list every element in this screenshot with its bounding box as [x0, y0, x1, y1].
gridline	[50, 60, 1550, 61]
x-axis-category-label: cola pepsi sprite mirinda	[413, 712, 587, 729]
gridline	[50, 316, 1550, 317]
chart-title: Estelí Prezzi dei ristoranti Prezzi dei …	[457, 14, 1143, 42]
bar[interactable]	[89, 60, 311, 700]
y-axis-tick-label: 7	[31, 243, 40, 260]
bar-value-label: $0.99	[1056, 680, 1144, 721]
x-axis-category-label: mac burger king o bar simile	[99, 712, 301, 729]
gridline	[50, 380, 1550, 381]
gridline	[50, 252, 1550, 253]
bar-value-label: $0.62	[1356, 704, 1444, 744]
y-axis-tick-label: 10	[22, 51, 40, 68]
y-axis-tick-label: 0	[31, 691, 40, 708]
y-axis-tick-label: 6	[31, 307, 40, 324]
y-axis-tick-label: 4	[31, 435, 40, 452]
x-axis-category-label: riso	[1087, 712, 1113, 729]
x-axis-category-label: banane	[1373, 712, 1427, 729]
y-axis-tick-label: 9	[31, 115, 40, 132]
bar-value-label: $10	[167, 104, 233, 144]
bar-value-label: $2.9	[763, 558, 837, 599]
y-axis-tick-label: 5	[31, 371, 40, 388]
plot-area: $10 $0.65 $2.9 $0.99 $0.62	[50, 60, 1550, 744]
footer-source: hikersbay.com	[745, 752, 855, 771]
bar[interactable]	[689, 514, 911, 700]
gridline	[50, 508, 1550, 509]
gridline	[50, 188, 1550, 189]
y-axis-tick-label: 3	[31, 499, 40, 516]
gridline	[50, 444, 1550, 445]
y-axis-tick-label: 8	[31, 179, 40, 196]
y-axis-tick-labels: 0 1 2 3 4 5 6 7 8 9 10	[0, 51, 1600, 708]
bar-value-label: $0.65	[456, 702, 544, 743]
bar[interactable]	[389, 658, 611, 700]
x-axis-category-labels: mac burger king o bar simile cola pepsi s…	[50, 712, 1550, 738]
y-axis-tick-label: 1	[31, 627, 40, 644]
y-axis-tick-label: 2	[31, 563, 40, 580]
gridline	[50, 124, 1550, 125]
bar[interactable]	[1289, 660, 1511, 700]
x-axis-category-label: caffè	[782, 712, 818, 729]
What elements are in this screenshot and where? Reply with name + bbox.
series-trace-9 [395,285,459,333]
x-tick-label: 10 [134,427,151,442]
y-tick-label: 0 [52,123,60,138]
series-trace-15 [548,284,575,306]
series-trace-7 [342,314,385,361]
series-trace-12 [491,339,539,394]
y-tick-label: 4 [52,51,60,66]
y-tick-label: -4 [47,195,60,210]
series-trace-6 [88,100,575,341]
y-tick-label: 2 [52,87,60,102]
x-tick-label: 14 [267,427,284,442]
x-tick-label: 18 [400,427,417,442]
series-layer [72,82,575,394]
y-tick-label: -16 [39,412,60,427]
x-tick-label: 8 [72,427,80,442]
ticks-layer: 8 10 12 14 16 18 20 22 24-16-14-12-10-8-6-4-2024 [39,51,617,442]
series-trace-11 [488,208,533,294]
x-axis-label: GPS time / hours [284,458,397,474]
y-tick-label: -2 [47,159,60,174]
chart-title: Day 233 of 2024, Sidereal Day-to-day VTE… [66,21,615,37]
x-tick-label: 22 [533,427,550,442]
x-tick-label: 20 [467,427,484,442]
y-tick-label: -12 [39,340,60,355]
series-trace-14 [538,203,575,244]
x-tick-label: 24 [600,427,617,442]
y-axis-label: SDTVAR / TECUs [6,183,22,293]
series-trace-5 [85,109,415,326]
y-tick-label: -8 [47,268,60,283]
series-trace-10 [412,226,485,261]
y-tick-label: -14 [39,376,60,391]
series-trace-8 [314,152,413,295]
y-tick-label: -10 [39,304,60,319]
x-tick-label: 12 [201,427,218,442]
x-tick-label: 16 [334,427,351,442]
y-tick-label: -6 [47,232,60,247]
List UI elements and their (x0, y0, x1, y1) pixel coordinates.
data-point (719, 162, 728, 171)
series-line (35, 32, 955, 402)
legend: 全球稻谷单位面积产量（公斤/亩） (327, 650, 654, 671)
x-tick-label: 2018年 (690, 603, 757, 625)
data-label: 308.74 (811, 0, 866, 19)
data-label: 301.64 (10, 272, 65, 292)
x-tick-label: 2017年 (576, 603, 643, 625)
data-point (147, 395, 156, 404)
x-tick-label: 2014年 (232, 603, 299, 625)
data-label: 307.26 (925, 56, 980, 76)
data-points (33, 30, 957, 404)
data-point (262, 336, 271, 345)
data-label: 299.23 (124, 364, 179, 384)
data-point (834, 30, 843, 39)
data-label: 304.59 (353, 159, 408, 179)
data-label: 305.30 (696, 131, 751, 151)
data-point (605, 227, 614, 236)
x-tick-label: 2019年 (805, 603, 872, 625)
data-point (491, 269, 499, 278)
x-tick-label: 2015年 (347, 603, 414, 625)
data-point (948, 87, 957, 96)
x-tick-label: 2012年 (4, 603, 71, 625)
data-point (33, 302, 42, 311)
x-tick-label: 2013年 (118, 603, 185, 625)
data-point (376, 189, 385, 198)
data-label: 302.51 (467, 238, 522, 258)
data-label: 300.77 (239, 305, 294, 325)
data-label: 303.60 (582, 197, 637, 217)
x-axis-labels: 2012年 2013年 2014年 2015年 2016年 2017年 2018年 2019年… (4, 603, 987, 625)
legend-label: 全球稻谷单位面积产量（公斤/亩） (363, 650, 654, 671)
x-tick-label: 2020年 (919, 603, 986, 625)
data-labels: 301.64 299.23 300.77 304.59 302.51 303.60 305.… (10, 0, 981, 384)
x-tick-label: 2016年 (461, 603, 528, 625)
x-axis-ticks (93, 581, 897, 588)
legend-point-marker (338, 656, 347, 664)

· · · · · · ·

Copy out the listing above word for word, every line from start to finish.

ANSWER
list every element in this screenshot with its bounding box as [x0, y0, x1, y1].
gridline	[50, 60, 1550, 61]
x-axis-category-label: cola pepsi sprite mirinda	[413, 712, 587, 729]
gridline	[50, 316, 1550, 317]
chart-title: Estelí Prezzi dei ristoranti Prezzi dei …	[457, 14, 1143, 42]
bar[interactable]	[89, 60, 311, 700]
y-axis-tick-label: 7	[31, 243, 40, 260]
bar-value-label: $0.99	[1056, 680, 1144, 721]
x-axis-category-label: mac burger king o bar simile	[99, 712, 301, 729]
gridline	[50, 380, 1550, 381]
gridline	[50, 252, 1550, 253]
bar-value-label: $0.62	[1356, 704, 1444, 744]
y-axis-tick-label: 10	[22, 51, 40, 68]
y-axis-tick-label: 0	[31, 691, 40, 708]
y-axis-tick-label: 6	[31, 307, 40, 324]
y-axis-tick-label: 4	[31, 435, 40, 452]
x-axis-category-label: riso	[1087, 712, 1113, 729]
x-axis-category-label: banane	[1373, 712, 1427, 729]
y-axis-tick-label: 9	[31, 115, 40, 132]
bar-value-label: $10	[167, 104, 233, 144]
bar-value-label: $2.9	[763, 558, 837, 599]
y-axis-tick-label: 5	[31, 371, 40, 388]
plot-area: $10 $0.65 $2.9 $0.99 $0.62	[50, 60, 1550, 744]
footer-source: hikersbay.com	[745, 752, 855, 771]
bar[interactable]	[689, 514, 911, 700]
gridline	[50, 508, 1550, 509]
gridline	[50, 188, 1550, 189]
y-axis-tick-label: 3	[31, 499, 40, 516]
gridline	[50, 444, 1550, 445]
y-axis-tick-label: 8	[31, 179, 40, 196]
y-axis-tick-labels: 0 1 2 3 4 5 6 7 8 9 10	[0, 51, 1600, 708]
bar-value-label: $0.65	[456, 702, 544, 743]
bar[interactable]	[389, 658, 611, 700]
x-axis-category-labels: mac burger king o bar simile cola pepsi s…	[50, 712, 1550, 738]
y-axis-tick-label: 1	[31, 627, 40, 644]
y-axis-tick-label: 2	[31, 563, 40, 580]
gridline	[50, 124, 1550, 125]
bar[interactable]	[1289, 660, 1511, 700]
x-axis-category-label: caffè	[782, 712, 818, 729]
What elements are in this screenshot and where? Reply with name + bbox.
series-trace-9 [395,285,459,333]
x-tick-label: 10 [134,427,151,442]
y-tick-label: 0 [52,123,60,138]
series-trace-15 [548,284,575,306]
series-trace-7 [342,314,385,361]
series-trace-12 [491,339,539,394]
y-tick-label: 4 [52,51,60,66]
y-tick-label: -4 [47,195,60,210]
series-trace-6 [88,100,575,341]
y-tick-label: 2 [52,87,60,102]
x-tick-label: 14 [267,427,284,442]
x-tick-label: 18 [400,427,417,442]
series-layer [72,82,575,394]
y-tick-label: -16 [39,412,60,427]
x-tick-label: 8 [72,427,80,442]
ticks-layer: 8 10 12 14 16 18 20 22 24-16-14-12-10-8-6-4-2024 [39,51,617,442]
series-trace-11 [488,208,533,294]
x-axis-label: GPS time / hours [284,458,397,474]
y-tick-label: -2 [47,159,60,174]
chart-title: Day 233 of 2024, Sidereal Day-to-day VTE… [66,21,615,37]
x-tick-label: 22 [533,427,550,442]
x-tick-label: 20 [467,427,484,442]
y-tick-label: -12 [39,340,60,355]
series-trace-14 [538,203,575,244]
x-tick-label: 24 [600,427,617,442]
y-axis-label: SDTVAR / TECUs [6,183,22,293]
series-trace-5 [85,109,415,326]
y-tick-label: -8 [47,268,60,283]
series-trace-10 [412,226,485,261]
y-tick-label: -14 [39,376,60,391]
series-trace-8 [314,152,413,295]
y-tick-label: -10 [39,304,60,319]
x-tick-label: 12 [201,427,218,442]
x-tick-label: 16 [334,427,351,442]
y-tick-label: -6 [47,232,60,247]
List UI elements and their (x0, y0, x1, y1) pixel coordinates.
data-point (719, 162, 728, 171)
series-line (35, 32, 955, 402)
legend: 全球稻谷单位面积产量（公斤/亩） (327, 650, 654, 671)
x-tick-label: 2018年 (690, 603, 757, 625)
data-label: 308.74 (811, 0, 866, 19)
data-label: 301.64 (10, 272, 65, 292)
x-tick-label: 2017年 (576, 603, 643, 625)
data-point (147, 395, 156, 404)
x-tick-label: 2014年 (232, 603, 299, 625)
data-label: 307.26 (925, 56, 980, 76)
data-points (33, 30, 957, 404)
data-point (262, 336, 271, 345)
data-label: 299.23 (124, 364, 179, 384)
data-point (834, 30, 843, 39)
data-label: 304.59 (353, 159, 408, 179)
data-label: 305.30 (696, 131, 751, 151)
data-point (605, 227, 614, 236)
x-tick-label: 2019年 (805, 603, 872, 625)
data-point (491, 269, 499, 278)
x-tick-label: 2015年 (347, 603, 414, 625)
data-point (948, 87, 957, 96)
x-tick-label: 2012年 (4, 603, 71, 625)
data-point (33, 302, 42, 311)
x-tick-label: 2013年 (118, 603, 185, 625)
data-point (376, 189, 385, 198)
data-label: 302.51 (467, 238, 522, 258)
data-label: 300.77 (239, 305, 294, 325)
data-label: 303.60 (582, 197, 637, 217)
x-axis-labels: 2012年 2013年 2014年 2015年 2016年 2017年 2018年 2019年… (4, 603, 987, 625)
legend-label: 全球稻谷单位面积产量（公斤/亩） (363, 650, 654, 671)
x-tick-label: 2020年 (919, 603, 986, 625)
data-labels: 301.64 299.23 300.77 304.59 302.51 303.60 305.… (10, 0, 981, 384)
x-tick-label: 2016年 (461, 603, 528, 625)
x-axis-ticks (93, 581, 897, 588)
legend-point-marker (338, 656, 347, 664)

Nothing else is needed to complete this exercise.